Rows from a figure dataset

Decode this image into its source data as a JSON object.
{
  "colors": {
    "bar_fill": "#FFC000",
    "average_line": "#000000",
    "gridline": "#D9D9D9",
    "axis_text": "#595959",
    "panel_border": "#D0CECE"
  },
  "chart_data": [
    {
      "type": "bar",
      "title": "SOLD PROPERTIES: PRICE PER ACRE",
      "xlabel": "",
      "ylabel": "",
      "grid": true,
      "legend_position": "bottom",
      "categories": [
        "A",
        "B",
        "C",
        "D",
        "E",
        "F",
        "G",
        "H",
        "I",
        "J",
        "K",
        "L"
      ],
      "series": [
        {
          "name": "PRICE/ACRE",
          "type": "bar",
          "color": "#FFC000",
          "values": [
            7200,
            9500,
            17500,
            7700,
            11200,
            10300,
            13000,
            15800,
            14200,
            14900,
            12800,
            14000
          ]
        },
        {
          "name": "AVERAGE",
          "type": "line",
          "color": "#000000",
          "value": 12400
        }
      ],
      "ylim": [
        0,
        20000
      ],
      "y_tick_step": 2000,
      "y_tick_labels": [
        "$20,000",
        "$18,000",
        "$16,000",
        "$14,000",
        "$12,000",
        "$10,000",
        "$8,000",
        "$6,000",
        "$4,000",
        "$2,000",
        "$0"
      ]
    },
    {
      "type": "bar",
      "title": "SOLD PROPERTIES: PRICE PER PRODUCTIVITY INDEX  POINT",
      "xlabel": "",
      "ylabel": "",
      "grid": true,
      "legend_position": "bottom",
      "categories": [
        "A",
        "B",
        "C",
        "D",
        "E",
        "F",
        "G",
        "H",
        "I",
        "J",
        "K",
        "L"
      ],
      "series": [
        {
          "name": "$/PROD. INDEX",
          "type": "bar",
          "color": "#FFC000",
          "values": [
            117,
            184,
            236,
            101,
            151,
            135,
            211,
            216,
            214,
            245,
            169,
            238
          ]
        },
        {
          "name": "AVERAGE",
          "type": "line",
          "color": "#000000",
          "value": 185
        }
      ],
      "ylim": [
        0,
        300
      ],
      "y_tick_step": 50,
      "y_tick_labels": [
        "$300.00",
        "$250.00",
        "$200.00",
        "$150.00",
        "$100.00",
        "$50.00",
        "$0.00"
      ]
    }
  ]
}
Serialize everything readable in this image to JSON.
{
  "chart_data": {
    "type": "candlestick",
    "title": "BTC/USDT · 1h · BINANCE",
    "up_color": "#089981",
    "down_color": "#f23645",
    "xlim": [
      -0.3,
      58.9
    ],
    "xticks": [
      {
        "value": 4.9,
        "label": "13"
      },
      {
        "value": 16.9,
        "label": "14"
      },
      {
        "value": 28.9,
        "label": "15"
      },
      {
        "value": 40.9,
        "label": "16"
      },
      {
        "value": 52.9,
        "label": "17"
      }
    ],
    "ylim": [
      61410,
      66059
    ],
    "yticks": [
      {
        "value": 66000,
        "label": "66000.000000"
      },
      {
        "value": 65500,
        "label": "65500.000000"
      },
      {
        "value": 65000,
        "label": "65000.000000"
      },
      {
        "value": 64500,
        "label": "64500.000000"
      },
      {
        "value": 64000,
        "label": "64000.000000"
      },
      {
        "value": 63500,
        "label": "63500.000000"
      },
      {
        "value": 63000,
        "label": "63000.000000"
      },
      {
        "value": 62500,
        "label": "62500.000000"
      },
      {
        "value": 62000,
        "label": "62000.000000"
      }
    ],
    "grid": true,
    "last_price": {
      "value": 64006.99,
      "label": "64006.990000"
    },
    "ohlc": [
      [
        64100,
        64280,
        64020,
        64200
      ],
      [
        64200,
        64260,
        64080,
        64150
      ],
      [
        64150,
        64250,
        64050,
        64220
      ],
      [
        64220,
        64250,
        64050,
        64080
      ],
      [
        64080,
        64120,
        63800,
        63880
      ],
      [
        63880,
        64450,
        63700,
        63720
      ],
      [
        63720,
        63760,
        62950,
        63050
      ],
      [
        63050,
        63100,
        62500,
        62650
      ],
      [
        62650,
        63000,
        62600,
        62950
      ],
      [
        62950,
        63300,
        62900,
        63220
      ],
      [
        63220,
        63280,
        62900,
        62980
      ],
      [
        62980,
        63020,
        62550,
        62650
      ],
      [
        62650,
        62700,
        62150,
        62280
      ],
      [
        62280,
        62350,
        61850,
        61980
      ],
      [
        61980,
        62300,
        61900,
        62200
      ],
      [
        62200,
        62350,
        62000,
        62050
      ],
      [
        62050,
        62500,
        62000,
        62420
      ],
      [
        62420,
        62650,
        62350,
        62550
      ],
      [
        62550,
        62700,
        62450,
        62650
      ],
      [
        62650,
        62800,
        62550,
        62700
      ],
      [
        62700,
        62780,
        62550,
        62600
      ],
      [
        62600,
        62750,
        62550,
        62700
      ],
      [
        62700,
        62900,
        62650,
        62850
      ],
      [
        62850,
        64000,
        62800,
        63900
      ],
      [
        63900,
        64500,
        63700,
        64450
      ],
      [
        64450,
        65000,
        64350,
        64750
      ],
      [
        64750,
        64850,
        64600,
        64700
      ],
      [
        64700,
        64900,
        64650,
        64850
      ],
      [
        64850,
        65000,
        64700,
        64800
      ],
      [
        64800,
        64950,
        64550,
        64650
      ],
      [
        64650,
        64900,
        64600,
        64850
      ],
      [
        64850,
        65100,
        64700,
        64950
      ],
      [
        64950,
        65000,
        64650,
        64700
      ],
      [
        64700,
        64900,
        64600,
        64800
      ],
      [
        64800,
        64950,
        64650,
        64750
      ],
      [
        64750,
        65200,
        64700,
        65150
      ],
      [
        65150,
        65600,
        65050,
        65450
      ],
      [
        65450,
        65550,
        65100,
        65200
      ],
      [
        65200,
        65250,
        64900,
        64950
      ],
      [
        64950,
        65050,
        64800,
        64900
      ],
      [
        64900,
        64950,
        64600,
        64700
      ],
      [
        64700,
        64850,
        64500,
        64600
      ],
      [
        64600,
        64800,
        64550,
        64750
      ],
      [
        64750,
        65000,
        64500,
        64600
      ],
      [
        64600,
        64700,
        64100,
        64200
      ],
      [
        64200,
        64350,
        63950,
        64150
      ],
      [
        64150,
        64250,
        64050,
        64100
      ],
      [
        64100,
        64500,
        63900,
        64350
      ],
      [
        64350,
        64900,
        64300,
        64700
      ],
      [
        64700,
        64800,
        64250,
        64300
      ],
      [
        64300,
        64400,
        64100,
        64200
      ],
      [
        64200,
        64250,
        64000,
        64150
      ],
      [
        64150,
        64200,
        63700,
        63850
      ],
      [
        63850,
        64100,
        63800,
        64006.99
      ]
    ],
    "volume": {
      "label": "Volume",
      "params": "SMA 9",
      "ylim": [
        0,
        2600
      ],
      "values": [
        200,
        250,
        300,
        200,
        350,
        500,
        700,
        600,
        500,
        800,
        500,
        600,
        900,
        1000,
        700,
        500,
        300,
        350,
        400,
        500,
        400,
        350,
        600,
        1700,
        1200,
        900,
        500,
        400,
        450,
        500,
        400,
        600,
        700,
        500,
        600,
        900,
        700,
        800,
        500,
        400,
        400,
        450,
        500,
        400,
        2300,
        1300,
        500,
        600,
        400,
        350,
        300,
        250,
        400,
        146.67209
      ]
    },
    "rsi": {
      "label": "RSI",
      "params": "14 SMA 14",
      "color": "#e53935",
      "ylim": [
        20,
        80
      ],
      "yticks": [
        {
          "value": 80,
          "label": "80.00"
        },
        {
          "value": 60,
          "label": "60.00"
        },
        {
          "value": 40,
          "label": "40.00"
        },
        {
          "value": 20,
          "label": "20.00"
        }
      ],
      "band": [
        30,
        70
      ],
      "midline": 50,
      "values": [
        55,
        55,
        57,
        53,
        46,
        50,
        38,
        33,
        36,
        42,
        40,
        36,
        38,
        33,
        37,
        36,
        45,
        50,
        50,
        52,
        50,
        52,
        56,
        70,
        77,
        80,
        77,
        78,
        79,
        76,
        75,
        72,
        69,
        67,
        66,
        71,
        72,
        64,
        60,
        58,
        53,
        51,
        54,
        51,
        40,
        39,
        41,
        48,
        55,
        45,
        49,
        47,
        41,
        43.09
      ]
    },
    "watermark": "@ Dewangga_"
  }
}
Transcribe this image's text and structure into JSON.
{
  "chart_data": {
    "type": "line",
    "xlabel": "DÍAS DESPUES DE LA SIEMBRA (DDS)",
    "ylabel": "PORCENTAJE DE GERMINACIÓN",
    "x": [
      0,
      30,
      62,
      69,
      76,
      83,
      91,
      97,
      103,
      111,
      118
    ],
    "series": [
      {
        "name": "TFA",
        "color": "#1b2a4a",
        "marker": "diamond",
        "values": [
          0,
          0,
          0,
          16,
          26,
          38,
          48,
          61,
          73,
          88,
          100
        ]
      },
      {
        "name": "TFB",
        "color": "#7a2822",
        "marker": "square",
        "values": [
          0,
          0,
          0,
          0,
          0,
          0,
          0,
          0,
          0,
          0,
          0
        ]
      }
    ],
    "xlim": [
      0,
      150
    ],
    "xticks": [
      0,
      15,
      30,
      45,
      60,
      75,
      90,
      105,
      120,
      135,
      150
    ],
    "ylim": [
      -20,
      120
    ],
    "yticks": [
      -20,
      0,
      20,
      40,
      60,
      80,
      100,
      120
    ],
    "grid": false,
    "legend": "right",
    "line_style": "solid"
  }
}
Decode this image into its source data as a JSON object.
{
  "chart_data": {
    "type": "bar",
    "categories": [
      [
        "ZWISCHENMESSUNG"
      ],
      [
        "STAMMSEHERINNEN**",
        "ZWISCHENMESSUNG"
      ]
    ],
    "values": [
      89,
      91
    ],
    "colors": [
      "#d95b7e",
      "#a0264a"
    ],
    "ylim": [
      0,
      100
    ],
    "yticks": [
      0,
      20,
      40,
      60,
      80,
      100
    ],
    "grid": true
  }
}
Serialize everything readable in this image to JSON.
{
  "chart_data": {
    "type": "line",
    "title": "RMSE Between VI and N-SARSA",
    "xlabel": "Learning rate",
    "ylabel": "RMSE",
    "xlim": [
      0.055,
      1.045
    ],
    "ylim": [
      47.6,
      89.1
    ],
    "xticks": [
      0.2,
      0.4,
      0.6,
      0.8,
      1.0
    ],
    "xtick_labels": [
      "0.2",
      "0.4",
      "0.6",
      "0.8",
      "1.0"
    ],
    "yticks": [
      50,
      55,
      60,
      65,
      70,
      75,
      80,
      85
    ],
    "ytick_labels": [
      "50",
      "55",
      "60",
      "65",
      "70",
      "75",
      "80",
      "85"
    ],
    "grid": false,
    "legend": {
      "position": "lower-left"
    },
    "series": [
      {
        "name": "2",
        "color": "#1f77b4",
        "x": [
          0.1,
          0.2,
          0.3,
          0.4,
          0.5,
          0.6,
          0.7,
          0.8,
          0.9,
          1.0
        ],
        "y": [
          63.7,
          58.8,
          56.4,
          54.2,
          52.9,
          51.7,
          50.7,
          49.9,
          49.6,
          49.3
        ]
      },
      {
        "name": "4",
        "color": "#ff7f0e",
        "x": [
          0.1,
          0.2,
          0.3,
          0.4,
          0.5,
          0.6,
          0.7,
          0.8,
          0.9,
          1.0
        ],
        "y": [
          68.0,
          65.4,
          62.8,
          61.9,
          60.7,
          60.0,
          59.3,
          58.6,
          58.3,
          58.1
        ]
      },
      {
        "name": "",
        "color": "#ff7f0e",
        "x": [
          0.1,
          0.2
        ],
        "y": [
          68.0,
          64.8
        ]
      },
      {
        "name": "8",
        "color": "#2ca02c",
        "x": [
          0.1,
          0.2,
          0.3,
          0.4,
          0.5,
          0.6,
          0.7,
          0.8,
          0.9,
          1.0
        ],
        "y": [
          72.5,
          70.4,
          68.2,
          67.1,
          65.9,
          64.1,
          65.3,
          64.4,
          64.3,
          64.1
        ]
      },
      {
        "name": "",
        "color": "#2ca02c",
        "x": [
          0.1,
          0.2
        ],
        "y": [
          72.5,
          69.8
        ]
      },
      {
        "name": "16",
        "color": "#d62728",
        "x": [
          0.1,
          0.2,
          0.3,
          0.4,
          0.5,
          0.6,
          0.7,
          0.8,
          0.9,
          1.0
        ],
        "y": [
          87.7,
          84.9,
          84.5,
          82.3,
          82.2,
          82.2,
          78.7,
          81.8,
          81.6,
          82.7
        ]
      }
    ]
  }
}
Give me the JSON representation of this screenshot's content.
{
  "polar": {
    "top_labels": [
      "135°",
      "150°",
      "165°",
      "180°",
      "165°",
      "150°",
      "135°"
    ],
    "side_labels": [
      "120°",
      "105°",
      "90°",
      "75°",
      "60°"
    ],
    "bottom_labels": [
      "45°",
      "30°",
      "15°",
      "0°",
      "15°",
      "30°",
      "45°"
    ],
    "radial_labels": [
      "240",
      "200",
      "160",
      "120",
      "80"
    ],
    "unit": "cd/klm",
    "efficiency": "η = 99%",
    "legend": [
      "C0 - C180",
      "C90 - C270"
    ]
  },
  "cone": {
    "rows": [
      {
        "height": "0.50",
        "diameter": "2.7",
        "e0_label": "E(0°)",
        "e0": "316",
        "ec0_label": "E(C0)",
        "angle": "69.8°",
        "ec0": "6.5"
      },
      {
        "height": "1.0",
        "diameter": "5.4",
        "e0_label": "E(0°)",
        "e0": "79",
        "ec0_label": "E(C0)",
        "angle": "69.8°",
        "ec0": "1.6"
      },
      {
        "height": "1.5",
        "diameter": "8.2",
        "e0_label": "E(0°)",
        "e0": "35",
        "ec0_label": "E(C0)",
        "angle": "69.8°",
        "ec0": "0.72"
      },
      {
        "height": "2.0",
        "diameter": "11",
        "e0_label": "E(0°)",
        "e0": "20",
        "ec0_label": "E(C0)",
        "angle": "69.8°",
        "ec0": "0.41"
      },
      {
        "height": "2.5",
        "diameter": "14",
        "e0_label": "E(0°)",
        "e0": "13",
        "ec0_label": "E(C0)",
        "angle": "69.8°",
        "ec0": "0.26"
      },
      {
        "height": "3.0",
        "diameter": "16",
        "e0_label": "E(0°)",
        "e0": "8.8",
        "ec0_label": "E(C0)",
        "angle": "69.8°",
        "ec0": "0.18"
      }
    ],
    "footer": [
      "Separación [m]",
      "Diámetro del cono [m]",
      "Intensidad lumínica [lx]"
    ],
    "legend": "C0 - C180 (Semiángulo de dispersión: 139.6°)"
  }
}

→ **The task**
Gather each line of the listing containing the word "INDEX" and show it.

→ **Task answer**
      "title": "SOLD PROPERTIES: PRICE PER PRODUCTIVITY INDEX  POINT",
          "name": "$/PROD. INDEX",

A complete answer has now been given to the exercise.